* Excerpted passage *
──────
Kamis, 29 Juli 2010

THURSDAY, July 29, 2010Doug Peterson and John Doppler Schiff

Theme: Strange Competitions — Familiar two-word types of competitions are clued as if the first word means something else.

Theme answers:
  • 17A: Competition for witches? (SPELLING BEE).
  • 27A: Competition for entomologists? (CRICKET MATCH).
  • 43A: Competition for pastors? (STEEPLE CHASE).
  • 58A: Competition for painters? (ROLLER DERBY).
A big thanks to Rex Parker for sitting in for me yesterday. I was, um, well ... I had something personal to do. It wasn't a secret spy mission! What would make you think it was a secret spy mission?! It just some regular old thing that had nothing to do with secrets or spies or missions. Glad we got that settled.

A nice smooth Thursday puzzle this week. It skewed a little more difficult than I was expecting, but that's a good thing. The theme is clever, but I really like the fill on this one. We've got the high-brow EPIGRAM and ALLEGORY (41D: Bon mot / 37D: "The Tortoise and the Hare," for one) in the same grid with "DIBS!" and SORTA (31D: "Mine!" / 49D: To some extent, colloquially), which is fun. And the Scrabbly factor rose dramatically with ZONK OUT, WIDE AWAKE, and X'S and O'S (55A: Nod off, in slang / 33D: Not nodding / 42D: Playbook symbols). Who doesn't love seeing ZONK OUT in the grid? It's awesome!
──────
* Given entries *
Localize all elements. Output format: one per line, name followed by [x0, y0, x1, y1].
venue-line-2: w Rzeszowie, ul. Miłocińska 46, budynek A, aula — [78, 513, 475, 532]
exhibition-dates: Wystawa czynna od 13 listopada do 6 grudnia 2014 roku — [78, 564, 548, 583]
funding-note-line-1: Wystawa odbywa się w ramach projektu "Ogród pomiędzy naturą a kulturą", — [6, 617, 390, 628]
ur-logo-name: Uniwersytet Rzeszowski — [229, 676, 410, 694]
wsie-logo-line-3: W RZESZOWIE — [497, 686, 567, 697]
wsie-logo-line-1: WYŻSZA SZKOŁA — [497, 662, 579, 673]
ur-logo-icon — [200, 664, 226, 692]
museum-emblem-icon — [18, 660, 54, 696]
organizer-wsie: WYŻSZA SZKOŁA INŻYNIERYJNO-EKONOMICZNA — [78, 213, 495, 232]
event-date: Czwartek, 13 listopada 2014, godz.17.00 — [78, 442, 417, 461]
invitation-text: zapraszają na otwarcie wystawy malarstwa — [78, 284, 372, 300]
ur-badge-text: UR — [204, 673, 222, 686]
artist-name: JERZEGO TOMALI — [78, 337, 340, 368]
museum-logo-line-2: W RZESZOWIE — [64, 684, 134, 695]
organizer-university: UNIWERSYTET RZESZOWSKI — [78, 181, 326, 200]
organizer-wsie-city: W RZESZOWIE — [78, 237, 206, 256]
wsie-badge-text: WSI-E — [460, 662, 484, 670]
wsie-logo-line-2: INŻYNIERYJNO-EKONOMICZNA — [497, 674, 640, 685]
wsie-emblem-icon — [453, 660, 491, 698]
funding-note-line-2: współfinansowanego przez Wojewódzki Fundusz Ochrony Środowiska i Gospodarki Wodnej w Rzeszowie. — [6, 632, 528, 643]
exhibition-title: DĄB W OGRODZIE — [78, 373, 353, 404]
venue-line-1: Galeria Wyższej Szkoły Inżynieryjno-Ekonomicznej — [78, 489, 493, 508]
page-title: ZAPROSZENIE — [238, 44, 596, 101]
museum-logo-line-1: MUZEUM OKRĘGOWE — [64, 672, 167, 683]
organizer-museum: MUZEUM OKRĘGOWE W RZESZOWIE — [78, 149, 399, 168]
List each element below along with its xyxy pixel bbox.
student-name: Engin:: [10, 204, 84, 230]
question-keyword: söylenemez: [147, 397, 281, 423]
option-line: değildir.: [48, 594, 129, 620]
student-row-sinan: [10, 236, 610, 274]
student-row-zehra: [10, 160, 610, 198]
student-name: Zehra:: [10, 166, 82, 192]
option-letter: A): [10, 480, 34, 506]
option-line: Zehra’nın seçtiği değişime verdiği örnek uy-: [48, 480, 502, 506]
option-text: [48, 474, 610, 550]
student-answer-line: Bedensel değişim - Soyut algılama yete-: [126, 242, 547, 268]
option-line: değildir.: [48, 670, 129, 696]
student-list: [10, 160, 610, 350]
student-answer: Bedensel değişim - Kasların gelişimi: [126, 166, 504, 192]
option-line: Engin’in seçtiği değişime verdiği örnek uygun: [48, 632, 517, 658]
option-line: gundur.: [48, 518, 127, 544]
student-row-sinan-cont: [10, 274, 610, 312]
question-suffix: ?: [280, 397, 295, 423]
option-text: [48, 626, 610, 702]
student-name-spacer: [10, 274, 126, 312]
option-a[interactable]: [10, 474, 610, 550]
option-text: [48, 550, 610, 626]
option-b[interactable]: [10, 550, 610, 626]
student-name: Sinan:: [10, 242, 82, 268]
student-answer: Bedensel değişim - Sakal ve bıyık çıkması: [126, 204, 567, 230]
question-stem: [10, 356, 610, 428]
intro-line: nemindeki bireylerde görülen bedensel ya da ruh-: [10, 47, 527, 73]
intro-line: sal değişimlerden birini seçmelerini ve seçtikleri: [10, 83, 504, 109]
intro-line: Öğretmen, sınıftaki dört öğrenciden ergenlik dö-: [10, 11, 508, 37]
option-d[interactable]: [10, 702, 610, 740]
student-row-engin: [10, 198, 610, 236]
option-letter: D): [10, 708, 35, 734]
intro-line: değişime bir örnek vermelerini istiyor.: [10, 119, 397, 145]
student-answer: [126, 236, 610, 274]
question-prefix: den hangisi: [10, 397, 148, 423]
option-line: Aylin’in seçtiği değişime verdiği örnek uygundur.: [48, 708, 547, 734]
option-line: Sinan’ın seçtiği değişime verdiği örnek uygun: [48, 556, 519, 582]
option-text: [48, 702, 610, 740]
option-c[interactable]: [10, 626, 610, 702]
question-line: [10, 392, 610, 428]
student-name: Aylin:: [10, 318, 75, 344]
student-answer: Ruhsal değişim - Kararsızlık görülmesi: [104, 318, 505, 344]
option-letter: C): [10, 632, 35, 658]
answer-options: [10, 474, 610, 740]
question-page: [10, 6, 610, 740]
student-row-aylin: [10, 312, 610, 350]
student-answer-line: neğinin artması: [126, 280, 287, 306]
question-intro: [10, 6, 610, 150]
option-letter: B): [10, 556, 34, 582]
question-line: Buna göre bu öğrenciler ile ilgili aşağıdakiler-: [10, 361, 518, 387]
──────
* Work required *
Please reproduce the portion of the crossword blog post that runs from "Theme: Strange Competitions" up to and including "painters? (ROLLER DERBY).".

* Reply to the task *
Theme: Strange Competitions — Familiar two-word types of competitions are clued as if the first word means something else.

Theme answers:
  • 17A: Competition for witches? (SPELLING BEE).
  • 27A: Competition for entomologists? (CRICKET MATCH).
  • 43A: Competition for pastors? (STEEPLE CHASE).
  • 58A: Competition for painters? (ROLLER DERBY).